- Part of a data file:

----------------------------------------

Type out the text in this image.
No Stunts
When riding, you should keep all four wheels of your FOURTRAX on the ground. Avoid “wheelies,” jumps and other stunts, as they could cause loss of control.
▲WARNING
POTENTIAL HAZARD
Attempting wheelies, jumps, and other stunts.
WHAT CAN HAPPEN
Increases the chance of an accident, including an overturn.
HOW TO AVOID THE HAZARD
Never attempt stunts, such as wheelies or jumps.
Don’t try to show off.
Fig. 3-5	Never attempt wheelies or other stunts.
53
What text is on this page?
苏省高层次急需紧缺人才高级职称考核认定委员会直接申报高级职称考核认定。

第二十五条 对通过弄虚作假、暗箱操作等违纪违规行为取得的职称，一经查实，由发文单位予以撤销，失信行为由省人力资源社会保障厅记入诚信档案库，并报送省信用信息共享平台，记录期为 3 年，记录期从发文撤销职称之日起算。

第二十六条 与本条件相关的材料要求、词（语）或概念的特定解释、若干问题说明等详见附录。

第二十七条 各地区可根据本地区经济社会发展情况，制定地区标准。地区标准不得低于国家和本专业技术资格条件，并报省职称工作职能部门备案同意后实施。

----------------------------------------

- Work required: Return the listing above in its exact form.

- Exercise result:
Type out the text in this image.
No Stunts
When riding, you should keep all four wheels of your FOURTRAX on the ground. Avoid “wheelies,” jumps and other stunts, as they could cause loss of control.
▲WARNING
POTENTIAL HAZARD
Attempting wheelies, jumps, and other stunts.
WHAT CAN HAPPEN
Increases the chance of an accident, including an overturn.
HOW TO AVOID THE HAZARD
Never attempt stunts, such as wheelies or jumps.
Don’t try to show off.
Fig. 3-5	Never attempt wheelies or other stunts.
53
What text is on this page?
苏省高层次急需紧缺人才高级职称考核认定委员会直接申报高级职称考核认定。

第二十五条 对通过弄虚作假、暗箱操作等违纪违规行为取得的职称，一经查实，由发文单位予以撤销，失信行为由省人力资源社会保障厅记入诚信档案库，并报送省信用信息共享平台，记录期为 3 年，记录期从发文撤销职称之日起算。

第二十六条 与本条件相关的材料要求、词（语）或概念的特定解释、若干问题说明等详见附录。

第二十七条 各地区可根据本地区经济社会发展情况，制定地区标准。地区标准不得低于国家和本专业技术资格条件，并报省职称工作职能部门备案同意后实施。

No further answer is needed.